Retype the records that come next, word for word.

(Data extracted from a collection)
============================================================

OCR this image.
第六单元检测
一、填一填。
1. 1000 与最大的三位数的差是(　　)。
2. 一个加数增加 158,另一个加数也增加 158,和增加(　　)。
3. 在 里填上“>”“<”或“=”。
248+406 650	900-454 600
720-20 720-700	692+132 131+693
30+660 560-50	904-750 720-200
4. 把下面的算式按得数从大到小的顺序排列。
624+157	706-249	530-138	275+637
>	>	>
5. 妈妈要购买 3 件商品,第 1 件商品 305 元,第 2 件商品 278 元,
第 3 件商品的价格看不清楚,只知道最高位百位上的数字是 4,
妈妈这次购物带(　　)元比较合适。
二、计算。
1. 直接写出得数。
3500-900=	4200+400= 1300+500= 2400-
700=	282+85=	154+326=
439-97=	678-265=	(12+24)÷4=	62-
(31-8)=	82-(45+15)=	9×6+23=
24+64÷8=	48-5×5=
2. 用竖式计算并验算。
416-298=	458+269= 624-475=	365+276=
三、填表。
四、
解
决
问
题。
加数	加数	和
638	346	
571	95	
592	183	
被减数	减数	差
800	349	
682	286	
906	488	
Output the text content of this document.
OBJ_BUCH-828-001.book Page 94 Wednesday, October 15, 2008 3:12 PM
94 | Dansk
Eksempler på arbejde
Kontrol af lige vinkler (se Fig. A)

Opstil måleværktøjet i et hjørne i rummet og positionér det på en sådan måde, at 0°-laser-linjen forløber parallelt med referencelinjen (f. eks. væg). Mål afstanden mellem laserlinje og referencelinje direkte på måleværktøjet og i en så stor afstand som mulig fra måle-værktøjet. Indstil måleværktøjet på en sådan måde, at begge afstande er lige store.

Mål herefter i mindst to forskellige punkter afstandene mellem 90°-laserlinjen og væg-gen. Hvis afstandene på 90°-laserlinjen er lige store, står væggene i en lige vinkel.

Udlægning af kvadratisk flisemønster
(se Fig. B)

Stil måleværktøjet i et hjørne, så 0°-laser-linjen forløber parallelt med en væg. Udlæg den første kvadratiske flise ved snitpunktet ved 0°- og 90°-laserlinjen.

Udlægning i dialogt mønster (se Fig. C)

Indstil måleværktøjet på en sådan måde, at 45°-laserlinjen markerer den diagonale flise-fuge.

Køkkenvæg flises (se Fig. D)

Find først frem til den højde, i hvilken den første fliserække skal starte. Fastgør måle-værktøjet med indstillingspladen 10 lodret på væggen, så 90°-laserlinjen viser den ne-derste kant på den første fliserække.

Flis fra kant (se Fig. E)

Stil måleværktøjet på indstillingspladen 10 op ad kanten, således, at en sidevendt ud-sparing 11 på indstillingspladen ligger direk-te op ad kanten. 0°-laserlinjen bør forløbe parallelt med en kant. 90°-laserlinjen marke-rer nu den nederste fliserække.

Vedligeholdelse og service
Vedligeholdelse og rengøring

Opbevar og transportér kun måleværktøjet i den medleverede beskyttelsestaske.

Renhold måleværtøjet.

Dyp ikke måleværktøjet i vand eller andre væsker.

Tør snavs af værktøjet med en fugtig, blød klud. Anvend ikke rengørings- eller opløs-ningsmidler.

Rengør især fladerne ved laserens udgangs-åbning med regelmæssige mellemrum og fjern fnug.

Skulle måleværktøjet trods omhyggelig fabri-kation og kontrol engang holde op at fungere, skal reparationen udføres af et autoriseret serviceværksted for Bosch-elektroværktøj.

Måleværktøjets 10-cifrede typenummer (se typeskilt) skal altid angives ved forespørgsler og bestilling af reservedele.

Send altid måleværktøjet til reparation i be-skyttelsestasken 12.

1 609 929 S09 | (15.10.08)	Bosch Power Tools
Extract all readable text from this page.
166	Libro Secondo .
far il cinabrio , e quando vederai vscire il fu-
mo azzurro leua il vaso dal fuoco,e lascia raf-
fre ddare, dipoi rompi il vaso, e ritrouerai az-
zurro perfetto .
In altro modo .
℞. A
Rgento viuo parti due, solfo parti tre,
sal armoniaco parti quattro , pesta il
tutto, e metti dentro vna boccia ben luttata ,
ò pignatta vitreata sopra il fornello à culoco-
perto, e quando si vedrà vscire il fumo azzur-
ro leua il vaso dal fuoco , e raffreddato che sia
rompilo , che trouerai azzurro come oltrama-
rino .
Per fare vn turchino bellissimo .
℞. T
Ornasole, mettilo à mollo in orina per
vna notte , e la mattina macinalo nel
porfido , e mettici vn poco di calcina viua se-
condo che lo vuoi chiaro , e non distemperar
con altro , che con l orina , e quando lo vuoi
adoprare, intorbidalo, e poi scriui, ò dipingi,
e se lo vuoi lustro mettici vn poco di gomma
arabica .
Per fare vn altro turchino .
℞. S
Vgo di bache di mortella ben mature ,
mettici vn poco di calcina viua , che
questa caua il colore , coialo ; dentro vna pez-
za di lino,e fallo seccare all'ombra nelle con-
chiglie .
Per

============================================================

# [Exercise solution]
OCR this image.
第六单元检测
一、填一填。
1. 1000 与最大的三位数的差是(　　)。
2. 一个加数增加 158,另一个加数也增加 158,和增加(　　)。
3. 在 里填上“>”“<”或“=”。
248+406 650	900-454 600
720-20 720-700	692+132 131+693
30+660 560-50	904-750 720-200
4. 把下面的算式按得数从大到小的顺序排列。
624+157	706-249	530-138	275+637
>	>	>
5. 妈妈要购买 3 件商品,第 1 件商品 305 元,第 2 件商品 278 元,
第 3 件商品的价格看不清楚,只知道最高位百位上的数字是 4,
妈妈这次购物带(　　)元比较合适。
二、计算。
1. 直接写出得数。
3500-900=	4200+400= 1300+500= 2400-
700=	282+85=	154+326=
439-97=	678-265=	(12+24)÷4=	62-
(31-8)=	82-(45+15)=	9×6+23=
24+64÷8=	48-5×5=
2. 用竖式计算并验算。
416-298=	458+269= 624-475=	365+276=
三、填表。
四、
解
决
问
题。
加数	加数	和
638	346	
571	95	
592	183	
被减数	减数	差
800	349	
682	286	
906	488	
Output the text content of this document.
OBJ_BUCH-828-001.book Page 94 Wednesday, October 15, 2008 3:12 PM
94 | Dansk
Eksempler på arbejde
Kontrol af lige vinkler (se Fig. A)

Opstil måleværktøjet i et hjørne i rummet og positionér det på en sådan måde, at 0°-laser-linjen forløber parallelt med referencelinjen (f. eks. væg). Mål afstanden mellem laserlinje og referencelinje direkte på måleværktøjet og i en så stor afstand som mulig fra måle-værktøjet. Indstil måleværktøjet på en sådan måde, at begge afstande er lige store.

Mål herefter i mindst to forskellige punkter afstandene mellem 90°-laserlinjen og væg-gen. Hvis afstandene på 90°-laserlinjen er lige store, står væggene i en lige vinkel.

Udlægning af kvadratisk flisemønster
(se Fig. B)

Stil måleværktøjet i et hjørne, så 0°-laser-linjen forløber parallelt med en væg. Udlæg den første kvadratiske flise ved snitpunktet ved 0°- og 90°-laserlinjen.

Udlægning i dialogt mønster (se Fig. C)

Indstil måleværktøjet på en sådan måde, at 45°-laserlinjen markerer den diagonale flise-fuge.

Køkkenvæg flises (se Fig. D)

Find først frem til den højde, i hvilken den første fliserække skal starte. Fastgør måle-værktøjet med indstillingspladen 10 lodret på væggen, så 90°-laserlinjen viser den ne-derste kant på den første fliserække.

Flis fra kant (se Fig. E)

Stil måleværktøjet på indstillingspladen 10 op ad kanten, således, at en sidevendt ud-sparing 11 på indstillingspladen ligger direk-te op ad kanten. 0°-laserlinjen bør forløbe parallelt med en kant. 90°-laserlinjen marke-rer nu den nederste fliserække.

Vedligeholdelse og service
Vedligeholdelse og rengøring

Opbevar og transportér kun måleværktøjet i den medleverede beskyttelsestaske.

Renhold måleværtøjet.

Dyp ikke måleværktøjet i vand eller andre væsker.

Tør snavs af værktøjet med en fugtig, blød klud. Anvend ikke rengørings- eller opløs-ningsmidler.

Rengør især fladerne ved laserens udgangs-åbning med regelmæssige mellemrum og fjern fnug.

Skulle måleværktøjet trods omhyggelig fabri-kation og kontrol engang holde op at fungere, skal reparationen udføres af et autoriseret serviceværksted for Bosch-elektroværktøj.

Måleværktøjets 10-cifrede typenummer (se typeskilt) skal altid angives ved forespørgsler og bestilling af reservedele.

Send altid måleværktøjet til reparation i be-skyttelsestasken 12.

1 609 929 S09 | (15.10.08)	Bosch Power Tools
Extract all readable text from this page.
166	Libro Secondo .
far il cinabrio , e quando vederai vscire il fu-
mo azzurro leua il vaso dal fuoco,e lascia raf-
fre ddare, dipoi rompi il vaso, e ritrouerai az-
zurro perfetto .
In altro modo .
℞. A
Rgento viuo parti due, solfo parti tre,
sal armoniaco parti quattro , pesta il
tutto, e metti dentro vna boccia ben luttata ,
ò pignatta vitreata sopra il fornello à culoco-
perto, e quando si vedrà vscire il fumo azzur-
ro leua il vaso dal fuoco , e raffreddato che sia
rompilo , che trouerai azzurro come oltrama-
rino .
Per fare vn turchino bellissimo .
℞. T
Ornasole, mettilo à mollo in orina per
vna notte , e la mattina macinalo nel
porfido , e mettici vn poco di calcina viua se-
condo che lo vuoi chiaro , e non distemperar
con altro , che con l orina , e quando lo vuoi
adoprare, intorbidalo, e poi scriui, ò dipingi,
e se lo vuoi lustro mettici vn poco di gomma
arabica .
Per fare vn altro turchino .
℞. S
Vgo di bache di mortella ben mature ,
mettici vn poco di calcina viua , che
questa caua il colore , coialo ; dentro vna pez-
za di lino,e fallo seccare all'ombra nelle con-
chiglie .
Per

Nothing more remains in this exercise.